▶ **Written task**:
Search the material below for the word "communicate". Copy every line that has it.

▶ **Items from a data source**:
*****
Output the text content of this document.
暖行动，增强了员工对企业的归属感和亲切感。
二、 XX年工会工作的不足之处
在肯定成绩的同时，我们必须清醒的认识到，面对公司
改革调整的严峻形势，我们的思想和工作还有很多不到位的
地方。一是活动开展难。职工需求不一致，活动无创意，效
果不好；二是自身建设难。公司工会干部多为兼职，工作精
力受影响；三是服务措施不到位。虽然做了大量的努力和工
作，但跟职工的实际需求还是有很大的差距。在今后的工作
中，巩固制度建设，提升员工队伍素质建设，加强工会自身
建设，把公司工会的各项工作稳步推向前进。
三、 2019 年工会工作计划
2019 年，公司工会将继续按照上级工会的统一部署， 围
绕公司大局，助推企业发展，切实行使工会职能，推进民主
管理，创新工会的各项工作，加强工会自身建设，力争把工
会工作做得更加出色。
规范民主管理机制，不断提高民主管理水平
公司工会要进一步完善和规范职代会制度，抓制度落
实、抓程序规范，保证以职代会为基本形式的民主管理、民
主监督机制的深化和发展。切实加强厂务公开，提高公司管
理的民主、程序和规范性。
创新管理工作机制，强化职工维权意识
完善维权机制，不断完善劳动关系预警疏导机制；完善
*****
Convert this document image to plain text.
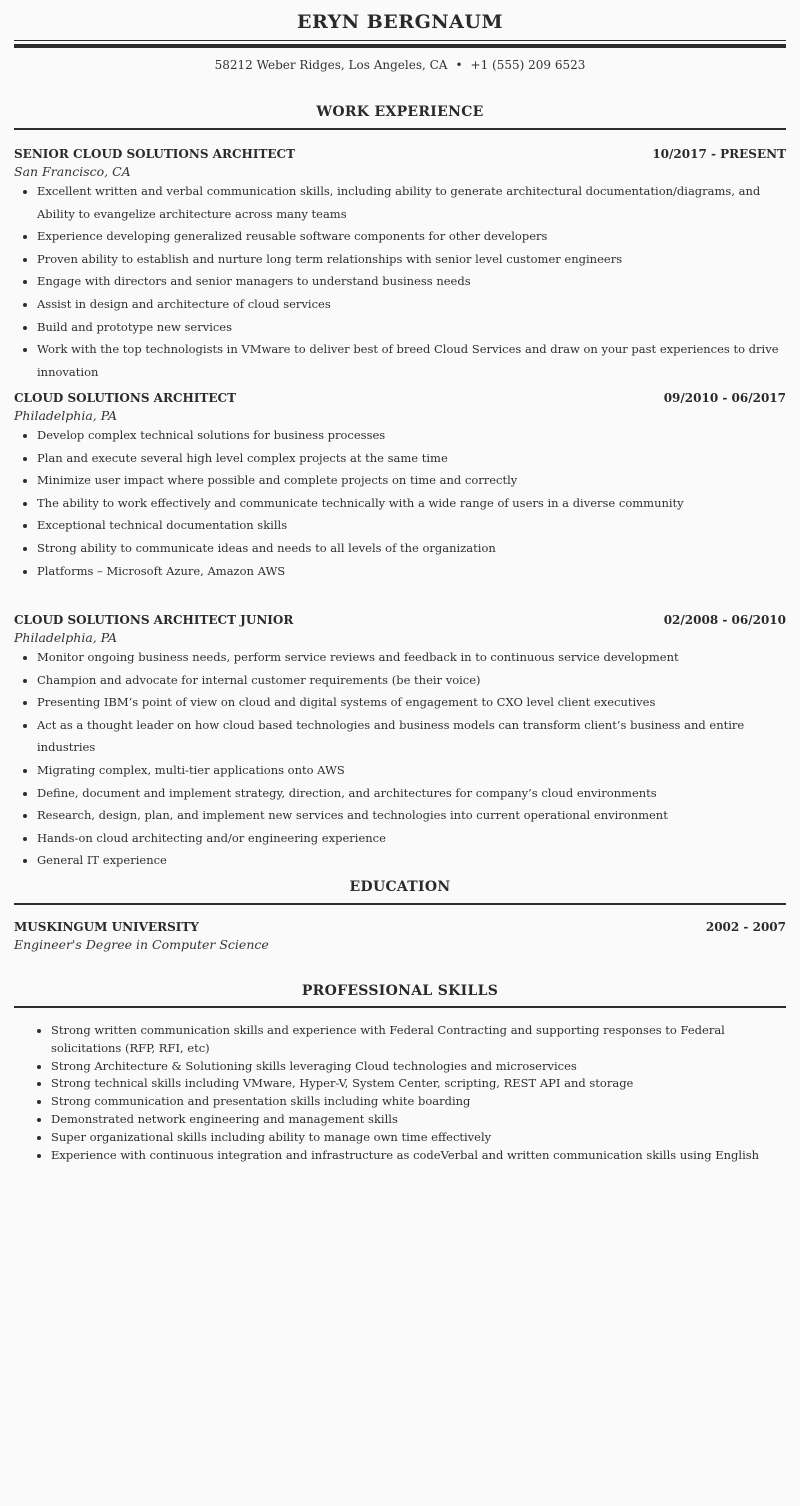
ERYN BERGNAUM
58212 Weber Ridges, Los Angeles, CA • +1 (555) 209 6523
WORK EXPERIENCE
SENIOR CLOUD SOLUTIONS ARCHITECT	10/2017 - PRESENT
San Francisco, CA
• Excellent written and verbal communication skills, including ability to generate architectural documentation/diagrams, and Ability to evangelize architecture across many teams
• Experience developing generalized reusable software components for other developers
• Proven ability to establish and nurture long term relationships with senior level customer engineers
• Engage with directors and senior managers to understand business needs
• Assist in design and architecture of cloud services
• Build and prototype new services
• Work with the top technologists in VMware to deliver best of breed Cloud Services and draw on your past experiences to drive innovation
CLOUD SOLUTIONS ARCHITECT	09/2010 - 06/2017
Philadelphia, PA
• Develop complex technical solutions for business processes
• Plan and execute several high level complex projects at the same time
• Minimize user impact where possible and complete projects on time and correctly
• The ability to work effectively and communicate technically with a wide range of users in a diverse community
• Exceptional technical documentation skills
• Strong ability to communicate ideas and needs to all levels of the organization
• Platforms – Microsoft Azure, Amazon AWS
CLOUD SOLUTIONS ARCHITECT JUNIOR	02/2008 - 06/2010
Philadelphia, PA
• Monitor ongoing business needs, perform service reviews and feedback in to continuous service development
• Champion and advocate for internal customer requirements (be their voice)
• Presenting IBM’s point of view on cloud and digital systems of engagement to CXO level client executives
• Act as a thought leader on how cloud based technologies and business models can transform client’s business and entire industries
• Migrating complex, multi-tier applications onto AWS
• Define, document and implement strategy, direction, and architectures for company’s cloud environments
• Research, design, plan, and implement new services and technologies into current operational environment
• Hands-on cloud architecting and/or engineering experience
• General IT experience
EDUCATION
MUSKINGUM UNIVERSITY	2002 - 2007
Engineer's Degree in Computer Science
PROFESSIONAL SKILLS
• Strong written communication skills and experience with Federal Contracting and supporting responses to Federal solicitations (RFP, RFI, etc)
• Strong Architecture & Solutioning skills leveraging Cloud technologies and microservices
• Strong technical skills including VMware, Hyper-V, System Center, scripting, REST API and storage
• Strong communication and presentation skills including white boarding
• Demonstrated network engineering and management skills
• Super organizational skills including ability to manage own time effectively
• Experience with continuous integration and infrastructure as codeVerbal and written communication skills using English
*****
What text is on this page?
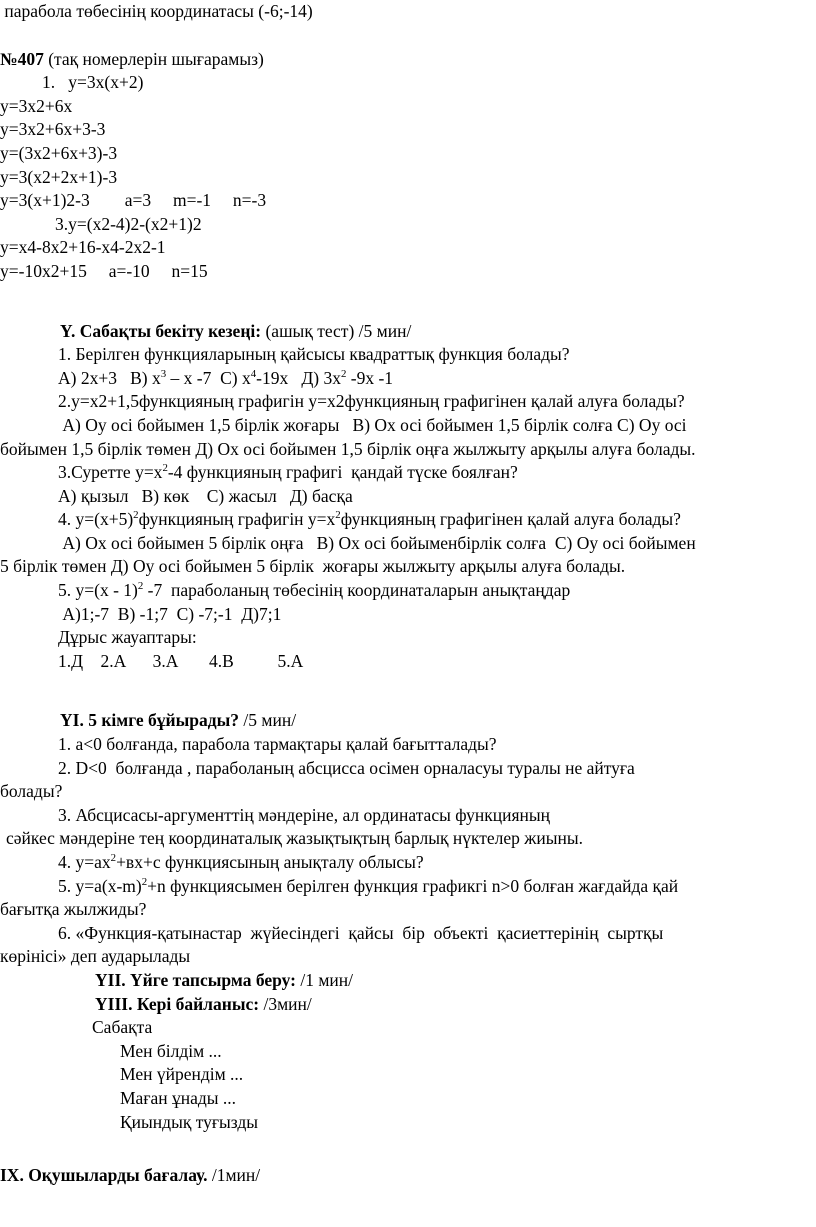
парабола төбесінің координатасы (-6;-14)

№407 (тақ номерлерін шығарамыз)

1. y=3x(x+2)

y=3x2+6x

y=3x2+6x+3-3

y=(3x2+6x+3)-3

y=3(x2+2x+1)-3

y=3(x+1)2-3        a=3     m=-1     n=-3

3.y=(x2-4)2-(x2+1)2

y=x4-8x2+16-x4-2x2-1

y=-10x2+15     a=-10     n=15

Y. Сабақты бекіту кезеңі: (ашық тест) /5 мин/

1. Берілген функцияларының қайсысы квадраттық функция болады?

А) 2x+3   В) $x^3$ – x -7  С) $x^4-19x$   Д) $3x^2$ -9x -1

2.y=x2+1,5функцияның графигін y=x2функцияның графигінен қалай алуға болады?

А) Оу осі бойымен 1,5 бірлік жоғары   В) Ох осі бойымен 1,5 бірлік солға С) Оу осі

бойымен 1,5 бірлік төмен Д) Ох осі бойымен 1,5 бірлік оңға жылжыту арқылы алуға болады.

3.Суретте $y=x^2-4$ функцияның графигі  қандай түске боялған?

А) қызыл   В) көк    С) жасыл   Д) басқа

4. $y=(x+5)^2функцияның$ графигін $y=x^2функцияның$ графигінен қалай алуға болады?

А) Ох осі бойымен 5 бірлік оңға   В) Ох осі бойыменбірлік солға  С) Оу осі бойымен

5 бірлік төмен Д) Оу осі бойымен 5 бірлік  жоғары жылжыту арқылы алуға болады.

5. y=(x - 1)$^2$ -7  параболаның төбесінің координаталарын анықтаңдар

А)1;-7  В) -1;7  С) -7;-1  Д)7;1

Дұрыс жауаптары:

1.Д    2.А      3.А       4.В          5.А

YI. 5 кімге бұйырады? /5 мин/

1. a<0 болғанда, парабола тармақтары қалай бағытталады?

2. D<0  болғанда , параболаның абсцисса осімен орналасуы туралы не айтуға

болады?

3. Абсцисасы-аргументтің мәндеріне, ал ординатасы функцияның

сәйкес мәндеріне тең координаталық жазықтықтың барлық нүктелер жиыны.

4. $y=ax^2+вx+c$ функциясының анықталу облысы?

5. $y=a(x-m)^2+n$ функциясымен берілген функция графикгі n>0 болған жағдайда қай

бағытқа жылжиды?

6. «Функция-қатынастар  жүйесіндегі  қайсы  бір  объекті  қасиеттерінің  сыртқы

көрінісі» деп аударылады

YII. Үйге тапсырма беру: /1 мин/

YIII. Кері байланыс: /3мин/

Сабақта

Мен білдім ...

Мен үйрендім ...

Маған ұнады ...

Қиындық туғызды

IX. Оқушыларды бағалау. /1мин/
*****
▶ **Right answer**:
• The ability to work effectively and communicate technically with a wide range of users in a diverse community
• Strong ability to communicate ideas and needs to all levels of the organization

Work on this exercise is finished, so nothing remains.